-- START Excerpted records --

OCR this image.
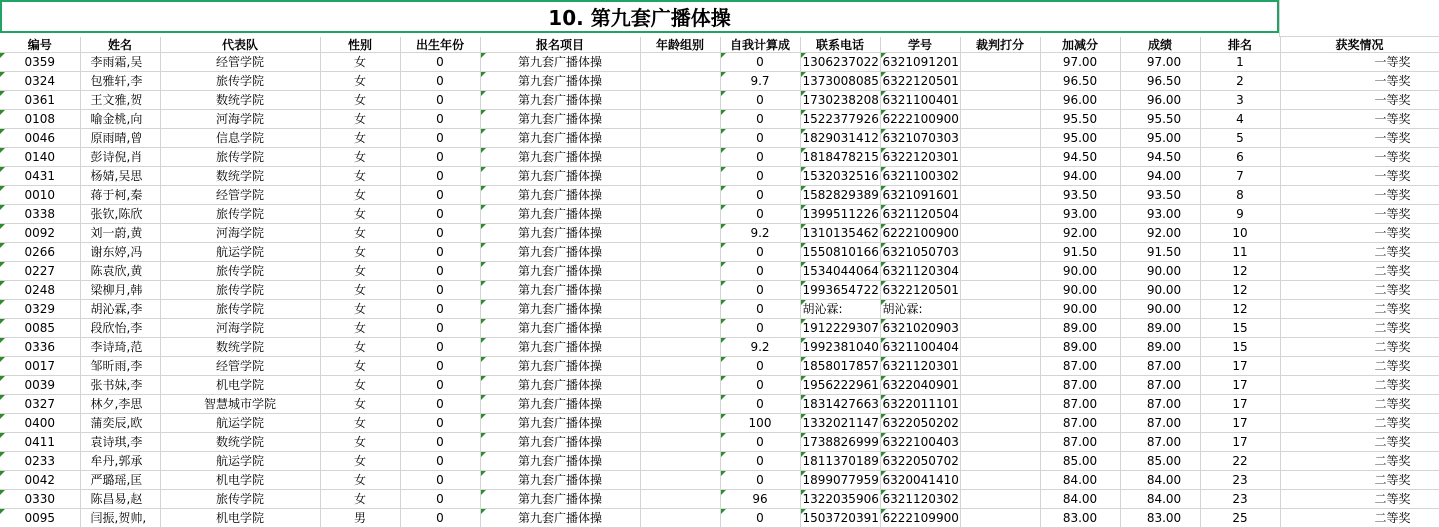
10. 第九套广播体操
编号	姓名	代表队	性别	出生年份	报名项目	年龄组别	自我计算成	联系电话	学号	裁判打分	加减分	成绩	排名	获奖情况
0359	李雨霜,吴	经管学院	女	0	第九套广播体操		0	1306237022	6321091201		97.00	97.00	1	一等奖
0324	包雅轩,李	旅传学院	女	0	第九套广播体操		9.7	1373008085	6322120501		96.50	96.50	2	一等奖
0361	王文雅,贺	数统学院	女	0	第九套广播体操		0	1730238208	6321100401		96.00	96.00	3	一等奖
0108	喻金桃,向	河海学院	女	0	第九套广播体操		0	1522377926	6222100900		95.50	95.50	4	一等奖
0046	原雨晴,曾	信息学院	女	0	第九套广播体操		0	1829031412	6321070303		95.00	95.00	5	一等奖
0140	彭诗倪,肖	旅传学院	女	0	第九套广播体操		0	1818478215	6322120301		94.50	94.50	6	一等奖
0431	杨婧,吴思	数统学院	女	0	第九套广播体操		0	1532032516	6321100302		94.00	94.00	7	一等奖
0010	蒋于柯,秦	经管学院	女	0	第九套广播体操		0	1582829389	6321091601		93.50	93.50	8	一等奖
0338	张钦,陈欣	旅传学院	女	0	第九套广播体操		0	1399511226	6321120504		93.00	93.00	9	一等奖
0092	刘一蔚,黄	河海学院	女	0	第九套广播体操		9.2	1310135462	6222100900		92.00	92.00	10	一等奖
0266	谢东婷,冯	航运学院	女	0	第九套广播体操		0	1550810166	6321050703		91.50	91.50	11	二等奖
0227	陈袁欣,黄	旅传学院	女	0	第九套广播体操		0	1534044064	6321120304		90.00	90.00	12	二等奖
0248	梁柳月,韩	旅传学院	女	0	第九套广播体操		0	1993654722	6322120501		90.00	90.00	12	二等奖
0329	胡沁霖,李	旅传学院	女	0	第九套广播体操		0	胡沁霖:	胡沁霖:		90.00	90.00	12	二等奖
0085	段欣怡,李	河海学院	女	0	第九套广播体操		0	1912229307	6321020903		89.00	89.00	15	二等奖
0336	李诗琦,范	数统学院	女	0	第九套广播体操		9.2	1992381040	6321100404		89.00	89.00	15	二等奖
0017	邹昕雨,李	经管学院	女	0	第九套广播体操		0	1858017857	6321120301		87.00	87.00	17	二等奖
0039	张书妹,李	机电学院	女	0	第九套广播体操		0	1956222961	6322040901		87.00	87.00	17	二等奖
0327	林夕,李思	智慧城市学院	女	0	第九套广播体操		0	1831427663	6322011101		87.00	87.00	17	二等奖
0400	蒲奕辰,欧	航运学院	女	0	第九套广播体操		100	1332021147	6322050202		87.00	87.00	17	二等奖
0411	袁诗琪,李	数统学院	女	0	第九套广播体操		0	1738826999	6322100403		87.00	87.00	17	二等奖
0233	牟丹,郭承	航运学院	女	0	第九套广播体操		0	1811370189	6322050702		85.00	85.00	22	二等奖
0042	严璐瑶,匡	机电学院	女	0	第九套广播体操		0	1899077959	6320041410		84.00	84.00	23	二等奖
0330	陈昌易,赵	旅传学院	女	0	第九套广播体操		96	1322035906	6321120302		84.00	84.00	23	二等奖
0095	闫振,贺帅,	机电学院	男	0	第九套广播体操		0	1503720391	6222109900		83.00	83.00	25	二等奖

-- END Excerpted records --

Search the data for "旅传学院". Copy every matching line.

Result for this task:
0324	包雅轩,李	旅传学院	女	0	第九套广播体操		9.7	1373008085	6322120501		96.50	96.50	2	一等奖
0140	彭诗倪,肖	旅传学院	女	0	第九套广播体操		0	1818478215	6322120301		94.50	94.50	6	一等奖
0338	张钦,陈欣	旅传学院	女	0	第九套广播体操		0	1399511226	6321120504		93.00	93.00	9	一等奖
0227	陈袁欣,黄	旅传学院	女	0	第九套广播体操		0	1534044064	6321120304		90.00	90.00	12	二等奖
0248	梁柳月,韩	旅传学院	女	0	第九套广播体操		0	1993654722	6322120501		90.00	90.00	12	二等奖
0329	胡沁霖,李	旅传学院	女	0	第九套广播体操		0	胡沁霖:	胡沁霖:		90.00	90.00	12	二等奖
0330	陈昌易,赵	旅传学院	女	0	第九套广播体操		96	1322035906	6321120302		84.00	84.00	23	二等奖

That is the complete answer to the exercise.